• Information provided:
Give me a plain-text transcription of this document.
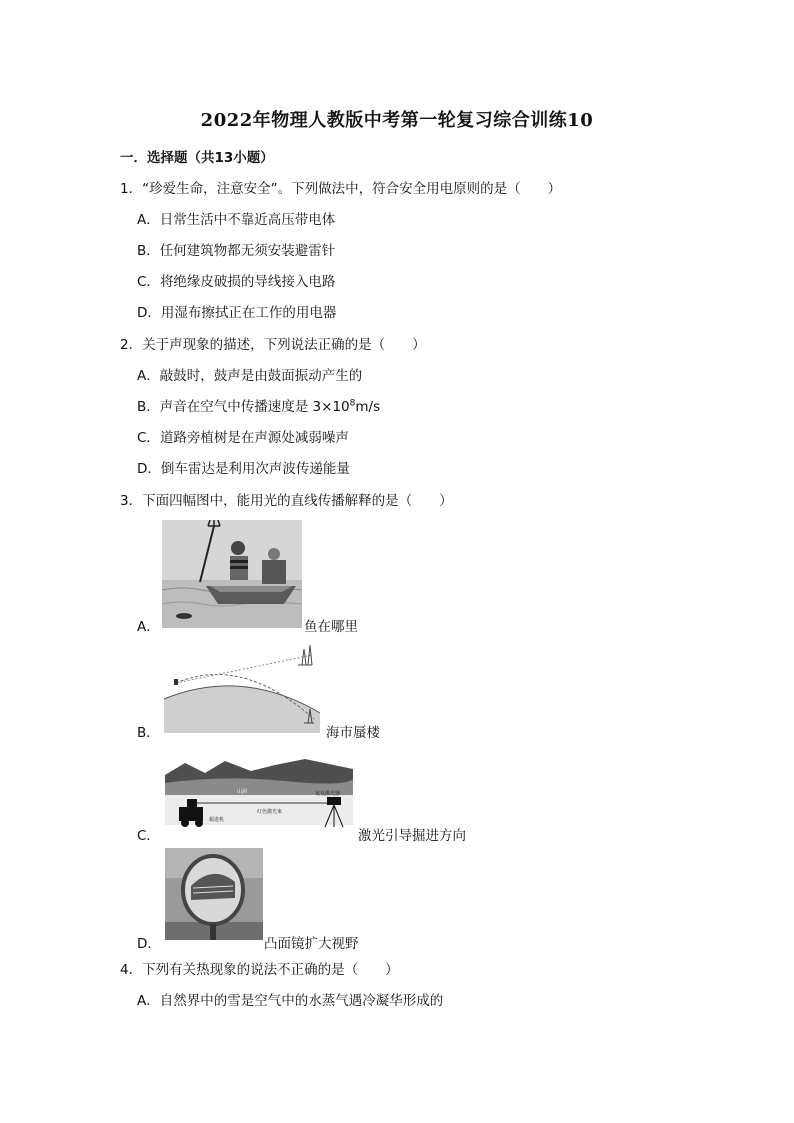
2022年物理人教版中考第一轮复习综合训练10
一．选择题（共13小题）
1．“珍爱生命，注意安全”。下列做法中，符合安全用电原则的是（　　）
A．日常生活中不靠近高压带电体
B．任何建筑物都无须安装避雷针
C．将绝缘皮破损的导线接入电路
D．用湿布擦拭正在工作的用电器
2．关于声现象的描述，下列说法正确的是（　　）
A．敲鼓时，鼓声是由鼓面振动产生的
B．声音在空气中传播速度是 $3\times 10^8m/s$
C．道路旁植树是在声源处减弱噪声
D．倒车雷达是利用次声波传递能量
3．下面四幅图中，能用光的直线传播解释的是（　　）
A．	鱼在哪里
B．	海市蜃楼
山洞
红色激光束
掘进机
氦氖激光器
C．	激光引导掘进方向
D．	凸面镜扩大视野
4．下列有关热现象的说法不正确的是（　　）
A．自然界中的雪是空气中的水蒸气遇冷凝华形成的
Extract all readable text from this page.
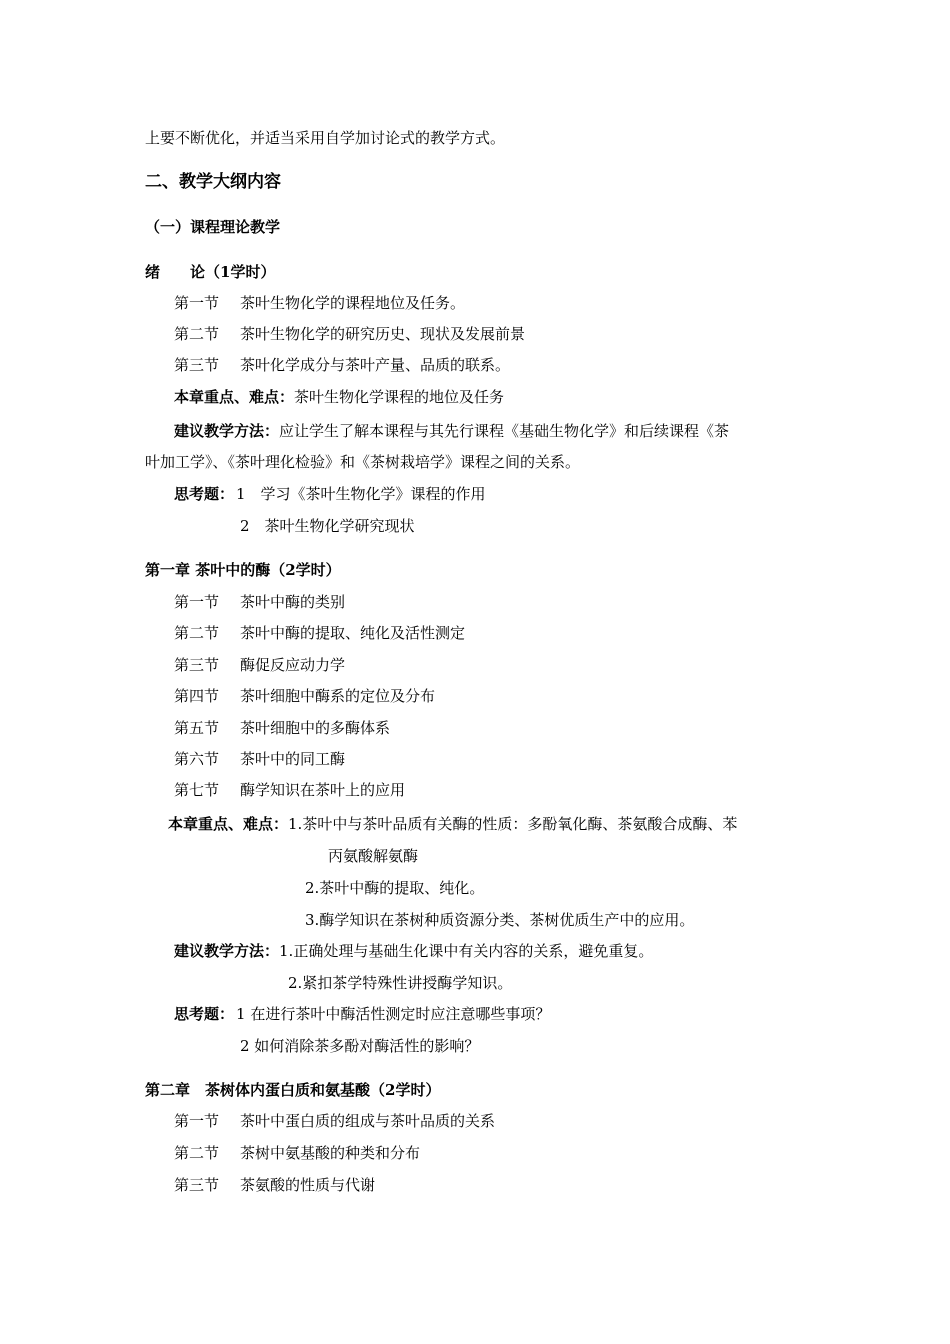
上要不断优化，并适当采用自学加讨论式的教学方式。
二、教学大纲内容
（一）课程理论教学
绪　　论（1学时）
第一节 茶叶生物化学的课程地位及任务。
第二节 茶叶生物化学的研究历史、现状及发展前景
第三节 茶叶化学成分与茶叶产量、品质的联系。
本章重点、难点：茶叶生物化学课程的地位及任务
建议教学方法：应让学生了解本课程与其先行课程《基础生物化学》和后续课程《茶
叶加工学》、《茶叶理化检验》和《茶树栽培学》课程之间的关系。
思考题： 1　学习《茶叶生物化学》课程的作用
2　茶叶生物化学研究现状
第一章 茶叶中的酶（2学时）
第一节 茶叶中酶的类别
第二节 茶叶中酶的提取、纯化及活性测定
第三节 酶促反应动力学
第四节 茶叶细胞中酶系的定位及分布
第五节 茶叶细胞中的多酶体系
第六节 茶叶中的同工酶
第七节 酶学知识在茶叶上的应用
本章重点、难点：1.茶叶中与茶叶品质有关酶的性质：多酚氧化酶、茶氨酸合成酶、苯
丙氨酸解氨酶
2.茶叶中酶的提取、纯化。
3.酶学知识在茶树种质资源分类、茶树优质生产中的应用。
建议教学方法：1.正确处理与基础生化课中有关内容的关系，避免重复。
2.紧扣茶学特殊性讲授酶学知识。
思考题： 1 在进行茶叶中酶活性测定时应注意哪些事项？
2 如何消除茶多酚对酶活性的影响？
第二章　茶树体内蛋白质和氨基酸（2学时）
第一节 茶叶中蛋白质的组成与茶叶品质的关系
第二节 茶树中氨基酸的种类和分布
第三节 茶氨酸的性质与代谢
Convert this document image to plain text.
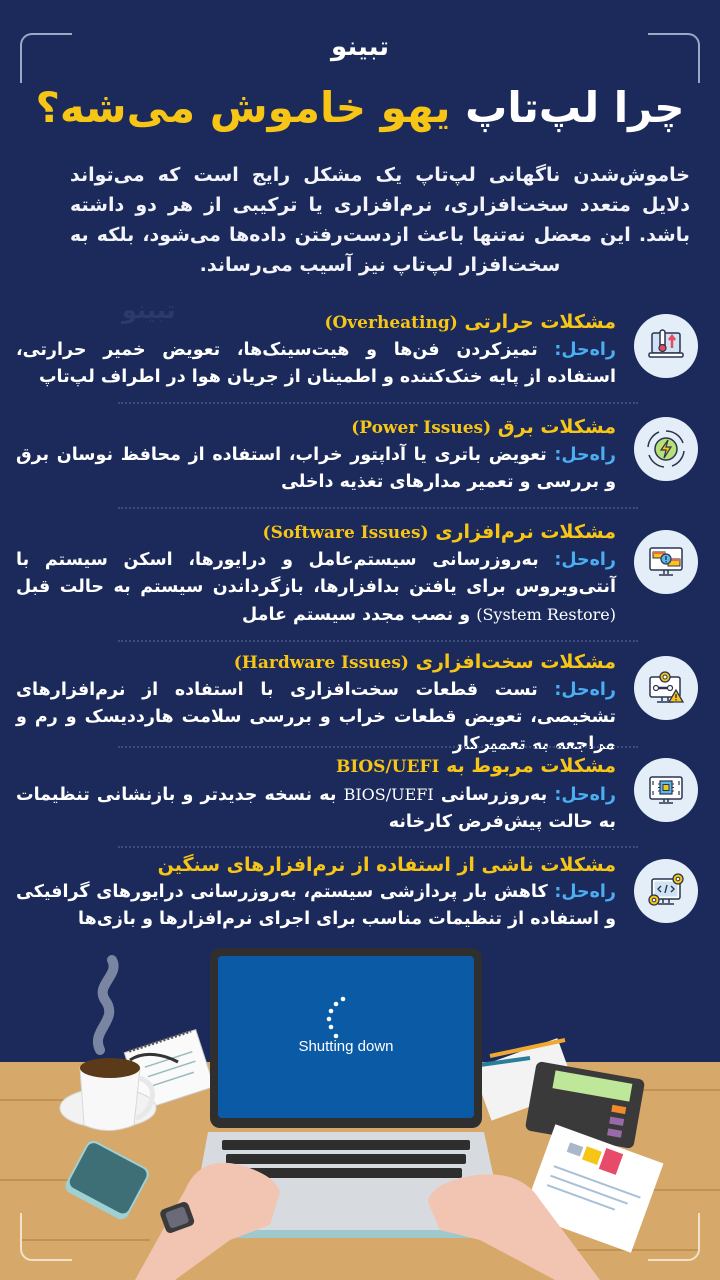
تبینو
چرا لپ‌تاپ یهو خاموش می‌شه؟

خاموش‌شدن ناگهانی لپ‌تاپ یک مشکل رایج است که می‌تواند دلایل متعدد سخت‌افزاری، نرم‌افزاری یا ترکیبی از هر دو داشته باشد. این معضل نه‌تنها باعث ازدست‌رفتن داده‌ها می‌شود، بلکه به سخت‌افزار لپ‌تاپ نیز آسیب می‌رساند.

تبینو	مشکلات حرارتی (Overheating)
راه‌حل: تمیزکردن فن‌ها و هیت‌سینک‌ها، تعویض خمیر حرارتی، استفاده از پایه خنک‌کننده و اطمینان از جریان هوا در اطراف لپ‌تاپ
مشکلات برق (Power Issues)
راه‌حل: تعویض باتری یا آداپتور خراب، استفاده از محافظ نوسان برق و بررسی و تعمیر مدارهای تغذیه داخلی
مشکلات نرم‌افزاری (Software Issues)
راه‌حل: به‌روزرسانی سیستم‌عامل و درایورها، اسکن سیستم با آنتی‌ویروس برای یافتن بدافزارها، بازگرداندن سیستم به حالت قبل (System Restore) و نصب مجدد سیستم عامل
مشکلات سخت‌افزاری (Hardware Issues)
راه‌حل: تست قطعات سخت‌افزاری با استفاده از نرم‌افزارهای تشخیصی، تعویض قطعات خراب و بررسی سلامت هارددیسک و رم و مراجعه به تعمیرکار
مشکلات مربوط به BIOS/UEFI
راه‌حل: به‌روزرسانی BIOS/UEFI به نسخه جدیدتر و بازنشانی تنظیمات به حالت پیش‌فرض کارخانه
مشکلات ناشی از استفاده از نرم‌افزارهای سنگین
راه‌حل: کاهش بار پردازشی سیستم، به‌روزرسانی درایورهای گرافیکی و استفاده از تنظیمات مناسب برای اجرای نرم‌افزارها و بازی‌ها
Shutting down
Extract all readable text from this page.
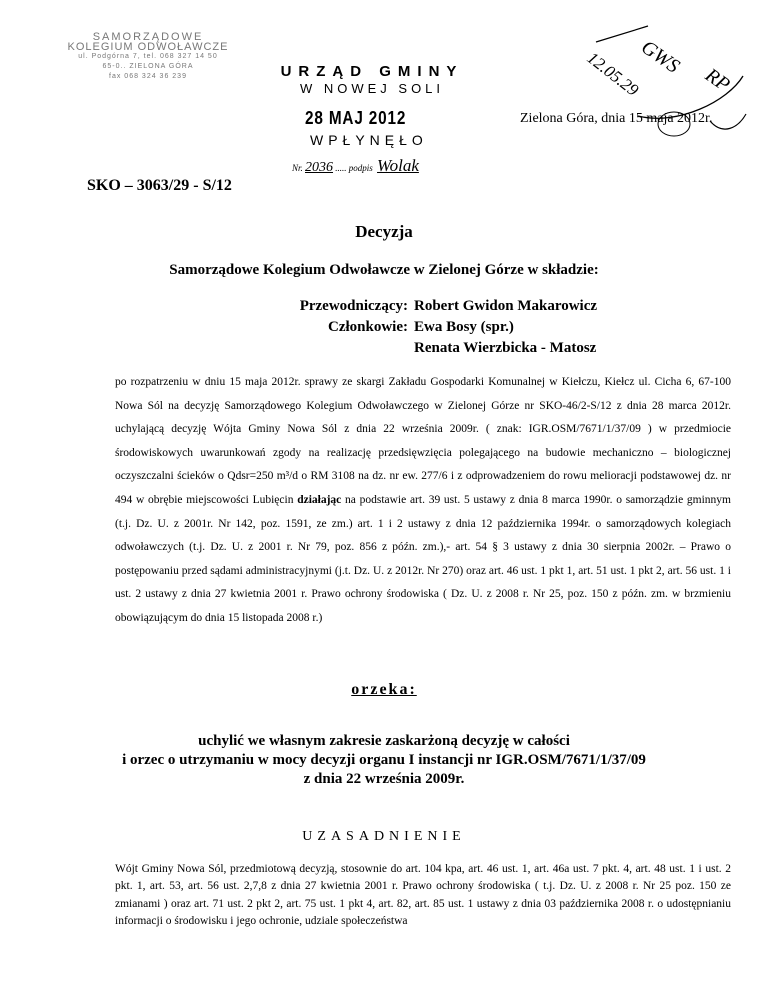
SAMORZĄDOWE
KOLEGIUM ODWOŁAWCZE
ul. Podgórna 7, tel. 068 327 14 50
65-0.. ZIELONA GÓRA
fax 068 324 36 239	URZĄD GMINY
W NOWEJ SOLI
28 MAJ 2012
WPŁYNĘŁO
Nr. 2036 ..... podpis Wolak
Zielona Góra, dnia 15 maja 2012r.
GWS
RP
12.05.29
SKO – 3063/29 - S/12
Decyzja
Samorządowe Kolegium Odwoławcze w Zielonej Górze w składzie:
Przewodniczący: Robert Gwidon Makarowicz
Członkowie: Ewa Bosy (spr.)
Renata Wierzbicka - Matosz
po rozpatrzeniu w dniu 15 maja 2012r. sprawy ze skargi Zakładu Gospodarki Komunalnej w Kiełczu, Kiełcz ul. Cicha 6, 67-100 Nowa Sól na decyzję Samorządowego Kolegium Odwoławczego w Zielonej Górze nr SKO-46/2-S/12 z dnia 28 marca 2012r. uchylającą decyzję Wójta Gminy Nowa Sól z dnia 22 września 2009r. ( znak: IGR.OSM/7671/1/37/09 ) w przedmiocie środowiskowych uwarunkowań zgody na realizację przedsięwzięcia polegającego na budowie mechaniczno – biologicznej oczyszczalni ścieków o Qdsr=250 m³/d o RM 3108 na dz. nr ew. 277/6 i z odprowadzeniem do rowu melioracji podstawowej dz. nr 494 w obrębie miejscowości Lubięcin działając na podstawie art. 39 ust. 5 ustawy z dnia 8 marca 1990r. o samorządzie gminnym (t.j. Dz. U. z 2001r. Nr 142, poz. 1591, ze zm.) art. 1 i 2 ustawy z dnia 12 października 1994r. o samorządowych kolegiach odwoławczych (t.j. Dz. U. z 2001 r. Nr 79, poz. 856 z późn. zm.),- art. 54 § 3 ustawy z dnia 30 sierpnia 2002r. – Prawo o postępowaniu przed sądami administracyjnymi (j.t. Dz. U. z 2012r. Nr 270) oraz art. 46 ust. 1 pkt 1, art. 51 ust. 1 pkt 2, art. 56 ust. 1 i ust. 2 ustawy z dnia 27 kwietnia 2001 r. Prawo ochrony środowiska ( Dz. U. z 2008 r. Nr 25, poz. 150 z późn. zm. w brzmieniu obowiązującym do dnia 15 listopada 2008 r.)
orzeka:
uchylić we własnym zakresie zaskarżoną decyzję w całości
i orzec o utrzymaniu w mocy decyzji organu I instancji nr IGR.OSM/7671/1/37/09
z dnia 22 września 2009r.
UZASADNIENIE
Wójt Gminy Nowa Sól, przedmiotową decyzją, stosownie do art. 104 kpa, art. 46 ust. 1, art. 46a ust. 7 pkt. 4, art. 48 ust. 1 i ust. 2 pkt. 1, art. 53, art. 56 ust. 2,7,8 z dnia 27 kwietnia 2001 r. Prawo ochrony środowiska ( t.j. Dz. U. z 2008 r. Nr 25 poz. 150 ze zmianami ) oraz art. 71 ust. 2 pkt 2, art. 75 ust. 1 pkt 4, art. 82, art. 85 ust. 1 ustawy z dnia 03 października 2008 r. o udostępnianiu informacji o środowisku i jego ochronie, udziale społeczeństwa
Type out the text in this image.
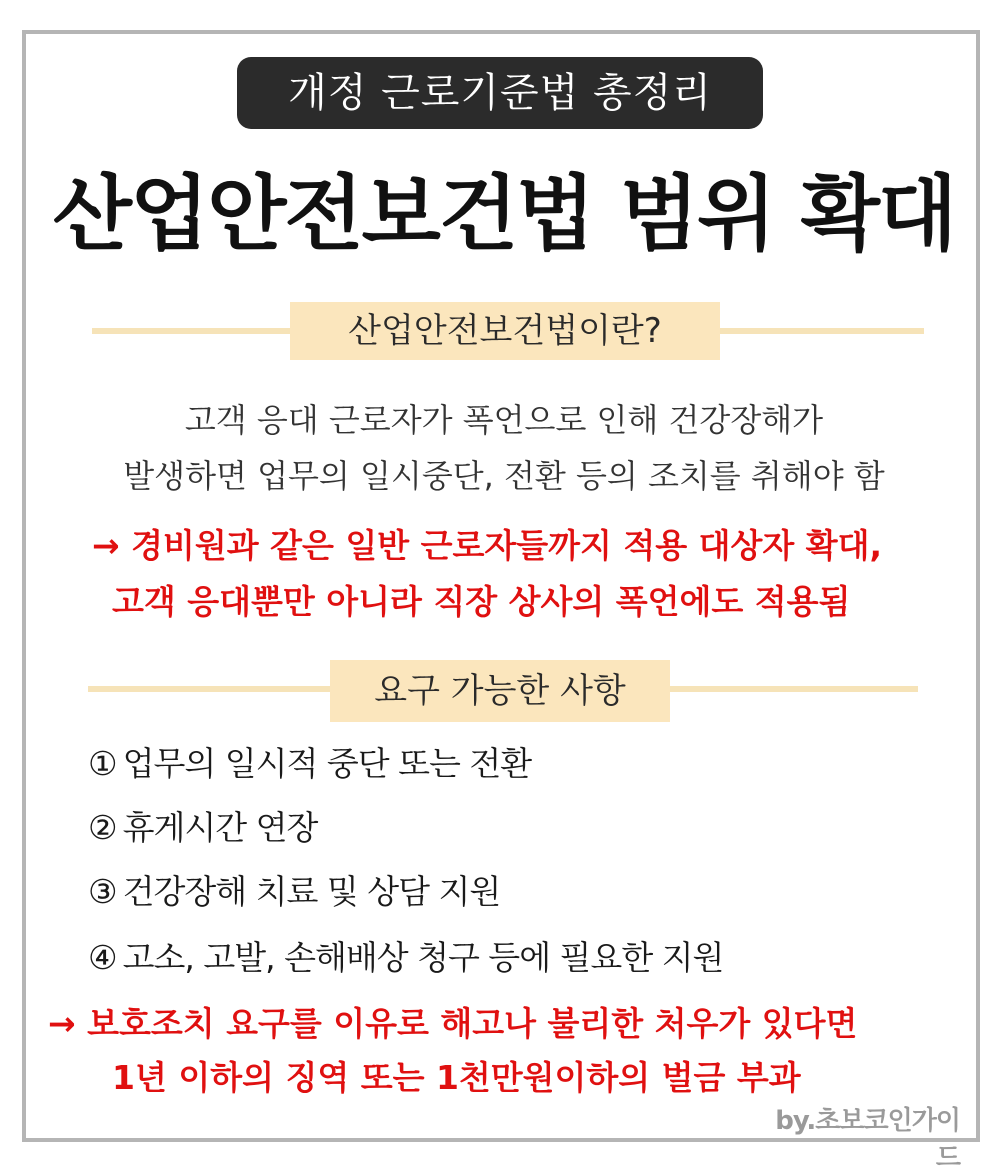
개정 근로기준법 총정리
산업안전보건법 범위 확대
산업안전보건법이란?
고객 응대 근로자가 폭언으로 인해 건강장해가
발생하면 업무의 일시중단, 전환 등의 조치를 취해야 함
→ 경비원과 같은 일반 근로자들까지 적용 대상자 확대,
고객 응대뿐만 아니라 직장 상사의 폭언에도 적용됨
요구 가능한 사항
① 업무의 일시적 중단 또는 전환
② 휴게시간 연장
③ 건강장해 치료 및 상담 지원
④ 고소, 고발, 손해배상 청구 등에 필요한 지원
→ 보호조치 요구를 이유로 해고나 불리한 처우가 있다면
1년 이하의 징역 또는 1천만원이하의 벌금 부과
by.초보코인가이드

• The request: No pictures belong in the copy: reproduce exactly the lines above from the one that contains "Type out the text in this image." through the last line of the entries.

• Exercise result:
Type out the text in this image.
개정 근로기준법 총정리
산업안전보건법 범위 확대
산업안전보건법이란?
고객 응대 근로자가 폭언으로 인해 건강장해가
발생하면 업무의 일시중단, 전환 등의 조치를 취해야 함
→ 경비원과 같은 일반 근로자들까지 적용 대상자 확대,
고객 응대뿐만 아니라 직장 상사의 폭언에도 적용됨
요구 가능한 사항
① 업무의 일시적 중단 또는 전환
② 휴게시간 연장
③ 건강장해 치료 및 상담 지원
④ 고소, 고발, 손해배상 청구 등에 필요한 지원
→ 보호조치 요구를 이유로 해고나 불리한 처우가 있다면
1년 이하의 징역 또는 1천만원이하의 벌금 부과
by.초보코인가이드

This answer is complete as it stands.